### Records for processing
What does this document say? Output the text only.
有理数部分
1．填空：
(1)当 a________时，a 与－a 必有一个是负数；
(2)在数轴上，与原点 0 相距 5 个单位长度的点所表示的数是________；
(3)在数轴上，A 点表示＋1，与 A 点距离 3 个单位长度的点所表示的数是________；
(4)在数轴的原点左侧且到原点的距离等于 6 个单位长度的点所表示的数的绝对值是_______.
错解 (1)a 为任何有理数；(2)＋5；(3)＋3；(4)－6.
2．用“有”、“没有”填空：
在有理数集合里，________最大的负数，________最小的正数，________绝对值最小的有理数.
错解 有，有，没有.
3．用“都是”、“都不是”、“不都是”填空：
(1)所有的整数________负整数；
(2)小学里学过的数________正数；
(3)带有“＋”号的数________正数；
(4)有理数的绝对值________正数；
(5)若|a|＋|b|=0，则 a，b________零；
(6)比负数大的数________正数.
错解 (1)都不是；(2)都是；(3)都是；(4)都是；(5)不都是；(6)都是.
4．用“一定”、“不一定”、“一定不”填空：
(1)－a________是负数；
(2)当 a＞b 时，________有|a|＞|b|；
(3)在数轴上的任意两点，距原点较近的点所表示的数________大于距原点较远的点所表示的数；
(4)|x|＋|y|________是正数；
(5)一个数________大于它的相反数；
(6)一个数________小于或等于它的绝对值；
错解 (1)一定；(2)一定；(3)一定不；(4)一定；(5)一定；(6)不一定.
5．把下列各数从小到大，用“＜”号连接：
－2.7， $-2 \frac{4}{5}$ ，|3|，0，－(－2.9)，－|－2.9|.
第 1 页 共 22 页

### What the task asks
Repeat all of the records above exactly as they appear.

### Written answer
What does this document say? Output the text only.
有理数部分
1．填空：
(1)当 a________时，a 与－a 必有一个是负数；
(2)在数轴上，与原点 0 相距 5 个单位长度的点所表示的数是________；
(3)在数轴上，A 点表示＋1，与 A 点距离 3 个单位长度的点所表示的数是________；
(4)在数轴的原点左侧且到原点的距离等于 6 个单位长度的点所表示的数的绝对值是_______.
错解 (1)a 为任何有理数；(2)＋5；(3)＋3；(4)－6.
2．用“有”、“没有”填空：
在有理数集合里，________最大的负数，________最小的正数，________绝对值最小的有理数.
错解 有，有，没有.
3．用“都是”、“都不是”、“不都是”填空：
(1)所有的整数________负整数；
(2)小学里学过的数________正数；
(3)带有“＋”号的数________正数；
(4)有理数的绝对值________正数；
(5)若|a|＋|b|=0，则 a，b________零；
(6)比负数大的数________正数.
错解 (1)都不是；(2)都是；(3)都是；(4)都是；(5)不都是；(6)都是.
4．用“一定”、“不一定”、“一定不”填空：
(1)－a________是负数；
(2)当 a＞b 时，________有|a|＞|b|；
(3)在数轴上的任意两点，距原点较近的点所表示的数________大于距原点较远的点所表示的数；
(4)|x|＋|y|________是正数；
(5)一个数________大于它的相反数；
(6)一个数________小于或等于它的绝对值；
错解 (1)一定；(2)一定；(3)一定不；(4)一定；(5)一定；(6)不一定.
5．把下列各数从小到大，用“＜”号连接：
－2.7， $-2 \frac{4}{5}$ ，|3|，0，－(－2.9)，－|－2.9|.
第 1 页 共 22 页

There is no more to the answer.